## YOUR INSTRUCTIONS
Please list all lines of the material below in which the string "middleware" occurs.

## EXTRACTED RECORDS
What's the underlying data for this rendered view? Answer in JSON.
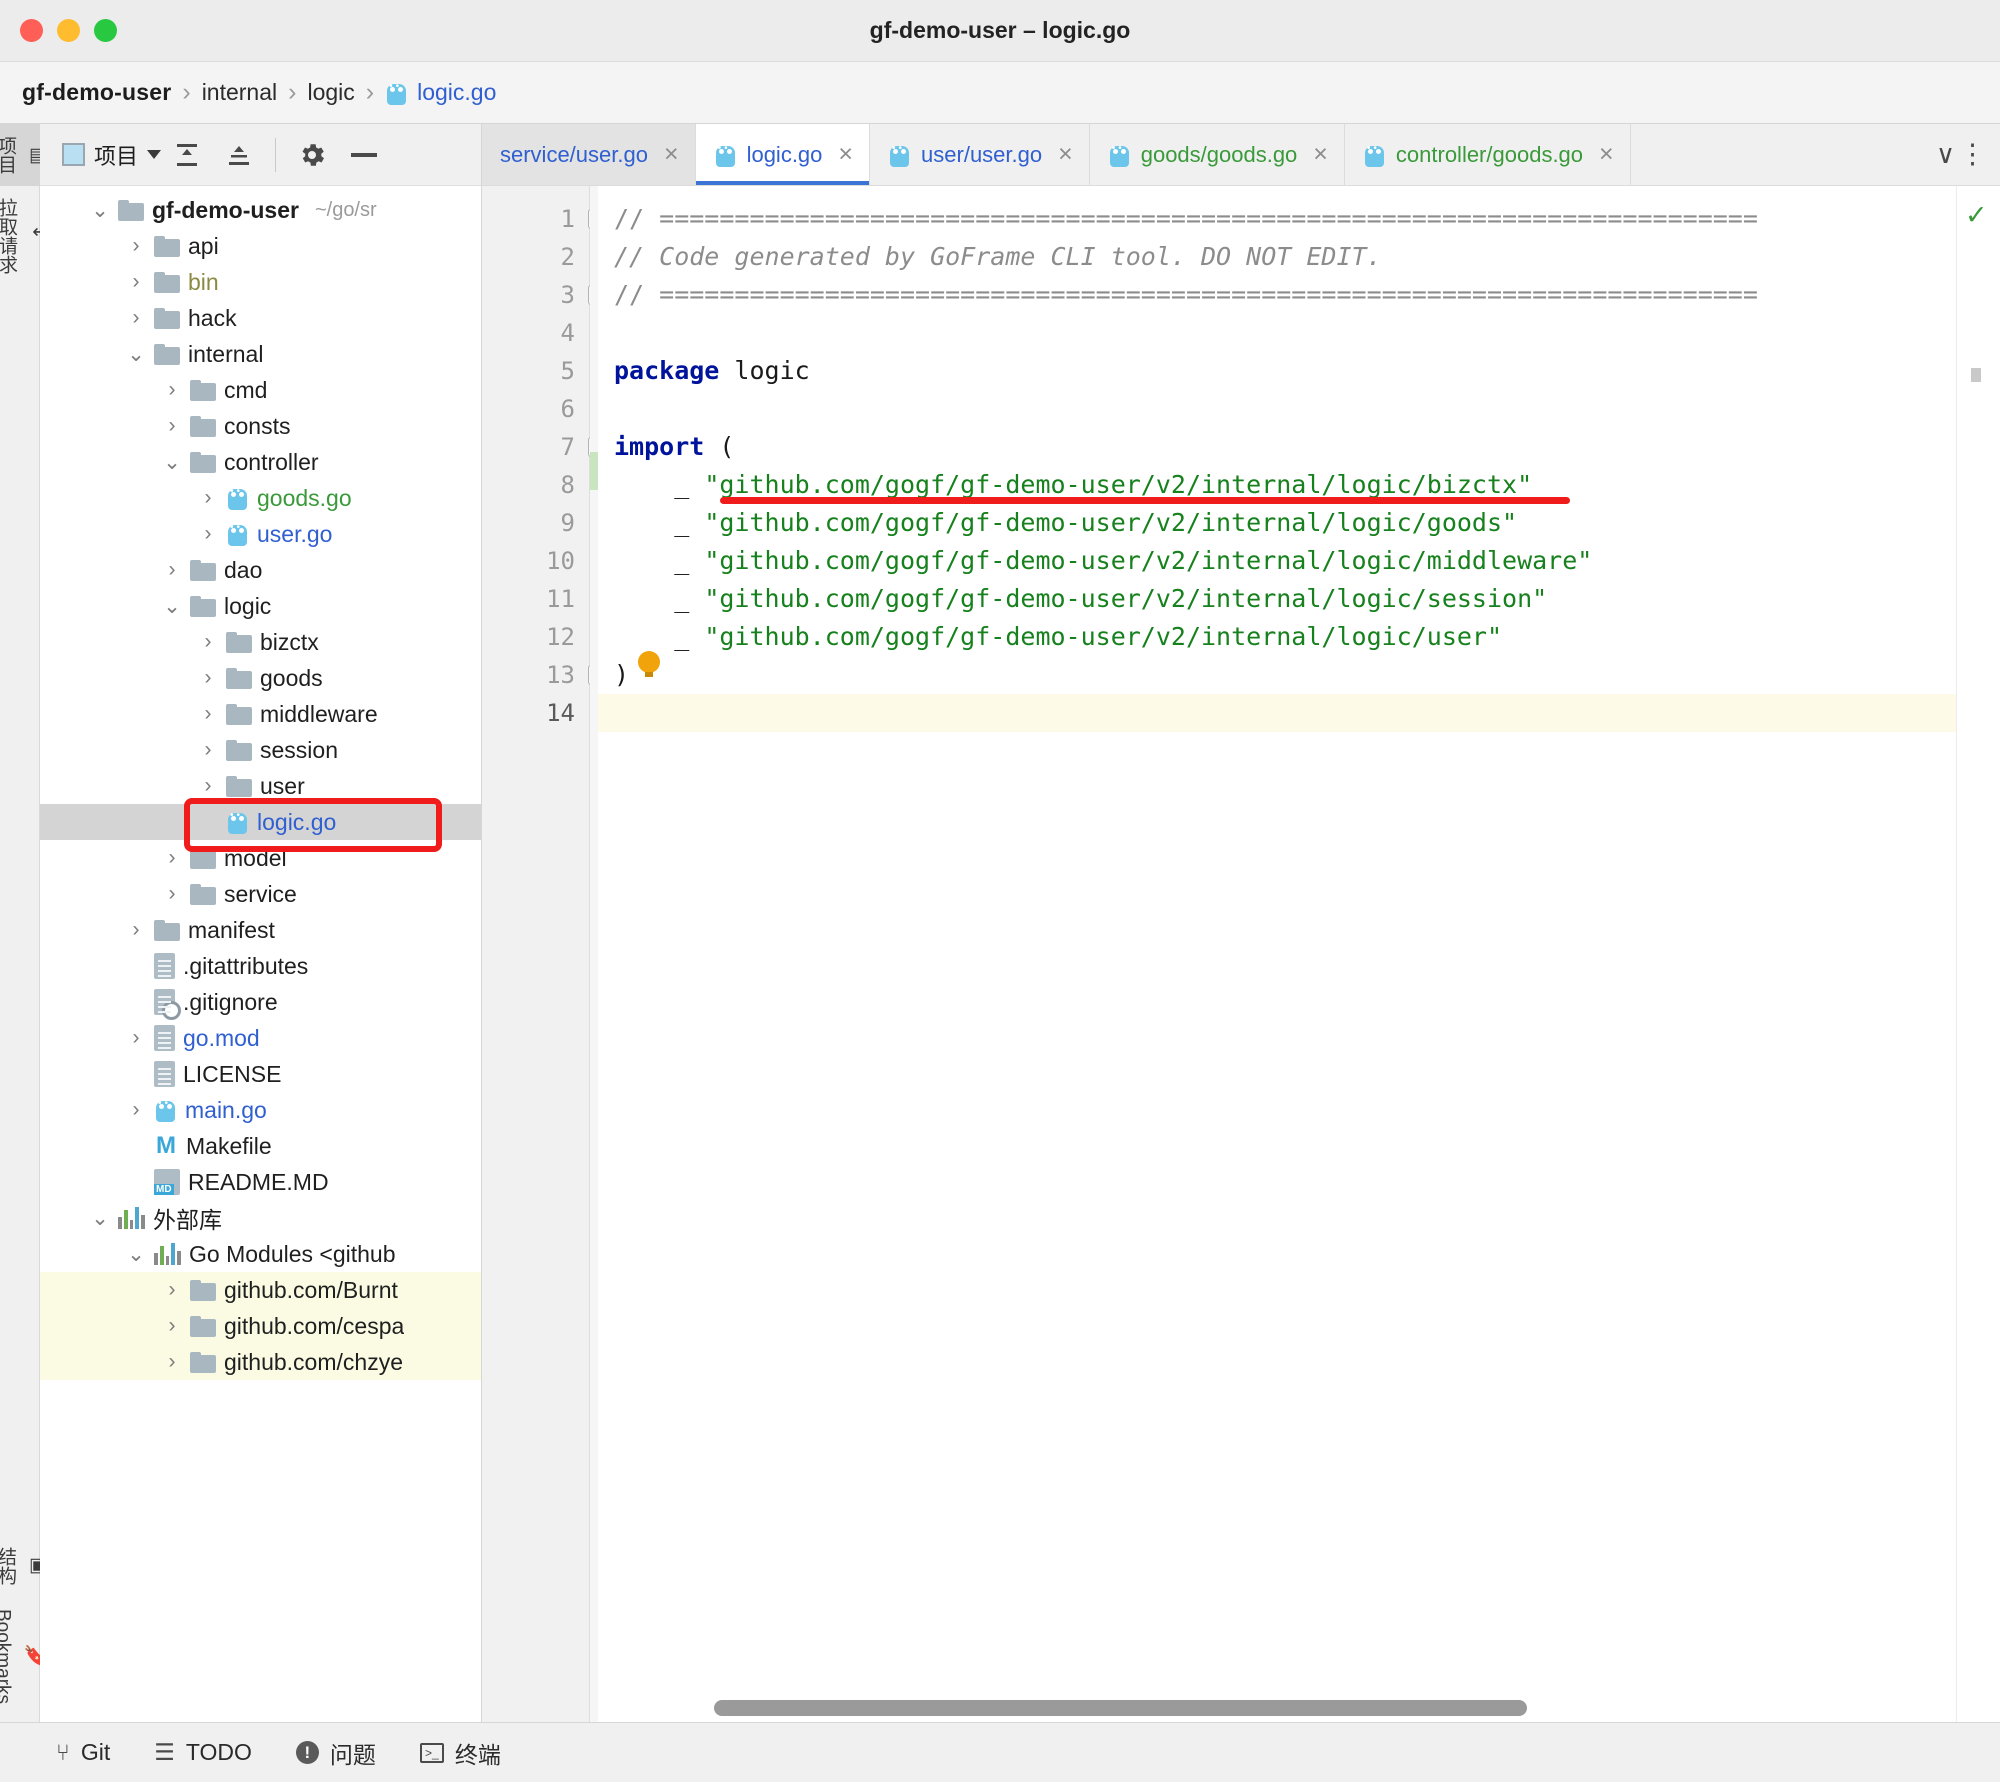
{
  "window": {
    "title": "gf-demo-user – logic.go",
    "traffic_lights": [
      "close",
      "minimize",
      "zoom"
    ]
  },
  "breadcrumb": {
    "items": [
      "gf-demo-user",
      "internal",
      "logic",
      "logic.go"
    ],
    "separator": "›",
    "file_icon": "go-gopher-icon"
  },
  "left_rail": {
    "top": [
      {
        "label": "项目",
        "icon": "project-panel-icon",
        "active": true
      },
      {
        "label": "拉取请求",
        "icon": "pull-request-icon",
        "active": false
      }
    ],
    "bottom": [
      {
        "label": "结构",
        "icon": "structure-icon",
        "active": false
      },
      {
        "label": "Bookmarks",
        "icon": "bookmark-icon",
        "active": false
      }
    ]
  },
  "project_panel": {
    "toolbar": {
      "title": "项目",
      "dropdown_caret": "▾",
      "icons": [
        "expand-all-icon",
        "collapse-all-icon",
        "settings-gear-icon",
        "hide-panel-icon"
      ]
    },
    "tree": [
      {
        "label": "gf-demo-user",
        "hint": "~/go/sr",
        "depth": 0,
        "kind": "folder",
        "arrow": "v",
        "style": "bold"
      },
      {
        "label": "api",
        "depth": 1,
        "kind": "folder",
        "arrow": ">",
        "style": "plain"
      },
      {
        "label": "bin",
        "depth": 1,
        "kind": "folder",
        "arrow": ">",
        "style": "olive"
      },
      {
        "label": "hack",
        "depth": 1,
        "kind": "folder",
        "arrow": ">",
        "style": "plain"
      },
      {
        "label": "internal",
        "depth": 1,
        "kind": "folder",
        "arrow": "v",
        "style": "plain"
      },
      {
        "label": "cmd",
        "depth": 2,
        "kind": "folder",
        "arrow": ">",
        "style": "plain"
      },
      {
        "label": "consts",
        "depth": 2,
        "kind": "folder",
        "arrow": ">",
        "style": "plain"
      },
      {
        "label": "controller",
        "depth": 2,
        "kind": "folder",
        "arrow": "v",
        "style": "plain"
      },
      {
        "label": "goods.go",
        "depth": 3,
        "kind": "gopher",
        "arrow": ">",
        "style": "green"
      },
      {
        "label": "user.go",
        "depth": 3,
        "kind": "gopher",
        "arrow": ">",
        "style": "blue"
      },
      {
        "label": "dao",
        "depth": 2,
        "kind": "folder",
        "arrow": ">",
        "style": "plain"
      },
      {
        "label": "logic",
        "depth": 2,
        "kind": "folder",
        "arrow": "v",
        "style": "plain"
      },
      {
        "label": "bizctx",
        "depth": 3,
        "kind": "folder",
        "arrow": ">",
        "style": "plain"
      },
      {
        "label": "goods",
        "depth": 3,
        "kind": "folder",
        "arrow": ">",
        "style": "plain"
      },
      {
        "label": "middleware",
        "depth": 3,
        "kind": "folder",
        "arrow": ">",
        "style": "plain"
      },
      {
        "label": "session",
        "depth": 3,
        "kind": "folder",
        "arrow": ">",
        "style": "plain"
      },
      {
        "label": "user",
        "depth": 3,
        "kind": "folder",
        "arrow": ">",
        "style": "plain"
      },
      {
        "label": "logic.go",
        "depth": 3,
        "kind": "gopher",
        "arrow": "",
        "style": "blue",
        "selected": true
      },
      {
        "label": "model",
        "depth": 2,
        "kind": "folder",
        "arrow": ">",
        "style": "plain"
      },
      {
        "label": "service",
        "depth": 2,
        "kind": "folder",
        "arrow": ">",
        "style": "plain"
      },
      {
        "label": "manifest",
        "depth": 1,
        "kind": "folder",
        "arrow": ">",
        "style": "plain"
      },
      {
        "label": ".gitattributes",
        "depth": 1,
        "kind": "doc",
        "arrow": "",
        "style": "plain"
      },
      {
        "label": ".gitignore",
        "depth": 1,
        "kind": "doc-ignore",
        "arrow": "",
        "style": "plain"
      },
      {
        "label": "go.mod",
        "depth": 1,
        "kind": "doc",
        "arrow": ">",
        "style": "blue"
      },
      {
        "label": "LICENSE",
        "depth": 1,
        "kind": "doc",
        "arrow": "",
        "style": "plain"
      },
      {
        "label": "main.go",
        "depth": 1,
        "kind": "gopher",
        "arrow": ">",
        "style": "blue"
      },
      {
        "label": "Makefile",
        "depth": 1,
        "kind": "makefile",
        "arrow": "",
        "style": "plain"
      },
      {
        "label": "README.MD",
        "depth": 1,
        "kind": "markdown",
        "arrow": "",
        "style": "plain"
      },
      {
        "label": "外部库",
        "depth": 0,
        "kind": "bars",
        "arrow": "v",
        "style": "plain"
      },
      {
        "label": "Go Modules <github",
        "depth": 1,
        "kind": "bars",
        "arrow": "v",
        "style": "plain"
      },
      {
        "label": "github.com/Burnt",
        "depth": 2,
        "kind": "folder",
        "arrow": ">",
        "style": "plain",
        "extlib": true
      },
      {
        "label": "github.com/cespа",
        "depth": 2,
        "kind": "folder",
        "arrow": ">",
        "style": "plain",
        "extlib": true
      },
      {
        "label": "github.com/chzye",
        "depth": 2,
        "kind": "folder",
        "arrow": ">",
        "style": "plain",
        "extlib": true
      }
    ],
    "annotation": {
      "type": "red-rectangle",
      "target_label": "logic.go",
      "color": "#f01b1b"
    }
  },
  "editor": {
    "tabs": [
      {
        "label": "service/user.go",
        "icon": "none",
        "color": "blue",
        "state": "inactive-highlight",
        "close": "×"
      },
      {
        "label": "logic.go",
        "icon": "go-gopher-icon",
        "color": "blue",
        "state": "active",
        "close": "×"
      },
      {
        "label": "user/user.go",
        "icon": "go-gopher-icon",
        "color": "blue",
        "state": "inactive",
        "close": "×"
      },
      {
        "label": "goods/goods.go",
        "icon": "go-gopher-icon",
        "color": "green",
        "state": "inactive",
        "close": "×"
      },
      {
        "label": "controller/goods.go",
        "icon": "go-gopher-icon",
        "color": "green",
        "state": "inactive",
        "close": "×"
      }
    ],
    "tab_actions": {
      "chevron": "∨",
      "kebab": "⋮"
    },
    "line_numbers": [
      1,
      2,
      3,
      4,
      5,
      6,
      7,
      8,
      9,
      10,
      11,
      12,
      13,
      14
    ],
    "current_line": 14,
    "inspection_status": "ok-check-icon",
    "code_lines": [
      {
        "n": 1,
        "fold": "-",
        "tokens": [
          {
            "t": "comment",
            "v": "// ========================================================================="
          }
        ]
      },
      {
        "n": 2,
        "tokens": [
          {
            "t": "comment-italic",
            "v": "// Code generated by GoFrame CLI tool. DO NOT EDIT."
          }
        ]
      },
      {
        "n": 3,
        "fold": "-",
        "tokens": [
          {
            "t": "comment",
            "v": "// ========================================================================="
          }
        ]
      },
      {
        "n": 4,
        "tokens": []
      },
      {
        "n": 5,
        "tokens": [
          {
            "t": "kw",
            "v": "package"
          },
          {
            "t": "plain",
            "v": " logic"
          }
        ]
      },
      {
        "n": 6,
        "tokens": []
      },
      {
        "n": 7,
        "fold": "-",
        "tokens": [
          {
            "t": "kw",
            "v": "import"
          },
          {
            "t": "plain",
            "v": " ("
          }
        ]
      },
      {
        "n": 8,
        "tokens": [
          {
            "t": "plain",
            "v": "    _ "
          },
          {
            "t": "str",
            "v": "\"github.com/gogf/gf-demo-user/v2/internal/logic/bizctx\""
          }
        ]
      },
      {
        "n": 9,
        "vcs": "modified",
        "tokens": [
          {
            "t": "plain",
            "v": "    _ "
          },
          {
            "t": "str",
            "v": "\"github.com/gogf/gf-demo-user/v2/internal/logic/goods\""
          }
        ]
      },
      {
        "n": 10,
        "tokens": [
          {
            "t": "plain",
            "v": "    _ "
          },
          {
            "t": "str",
            "v": "\"github.com/gogf/gf-demo-user/v2/internal/logic/middleware\""
          }
        ]
      },
      {
        "n": 11,
        "tokens": [
          {
            "t": "plain",
            "v": "    _ "
          },
          {
            "t": "str",
            "v": "\"github.com/gogf/gf-demo-user/v2/internal/logic/session\""
          }
        ]
      },
      {
        "n": 12,
        "tokens": [
          {
            "t": "plain",
            "v": "    _ "
          },
          {
            "t": "str",
            "v": "\"github.com/gogf/gf-demo-user/v2/internal/logic/user\""
          }
        ]
      },
      {
        "n": 13,
        "fold": "-",
        "tokens": [
          {
            "t": "plain",
            "v": ")"
          }
        ],
        "bulb": true
      },
      {
        "n": 14,
        "caret": true,
        "tokens": []
      }
    ],
    "annotation": {
      "type": "red-underline",
      "target_line": 9,
      "color": "#f01b1b"
    },
    "horizontal_scrollbar": true
  },
  "statusbar": {
    "items": [
      {
        "label": "Git",
        "icon": "git-branch-icon"
      },
      {
        "label": "TODO",
        "icon": "list-icon"
      },
      {
        "label": "问题",
        "icon": "problems-icon"
      },
      {
        "label": "终端",
        "icon": "terminal-icon"
      }
    ]
  },
  "colors": {
    "accent_blue": "#2f5fd0",
    "vcs_green": "#3a9a3a",
    "annotation_red": "#f01b1b",
    "string_green": "#17811d",
    "keyword_blue": "#00139b"
  }
}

## ANSWER TO THIS EXERCISE
        "label": "middleware",
            "v": "\"github.com/gogf/gf-demo-user/v2/internal/logic/middleware\""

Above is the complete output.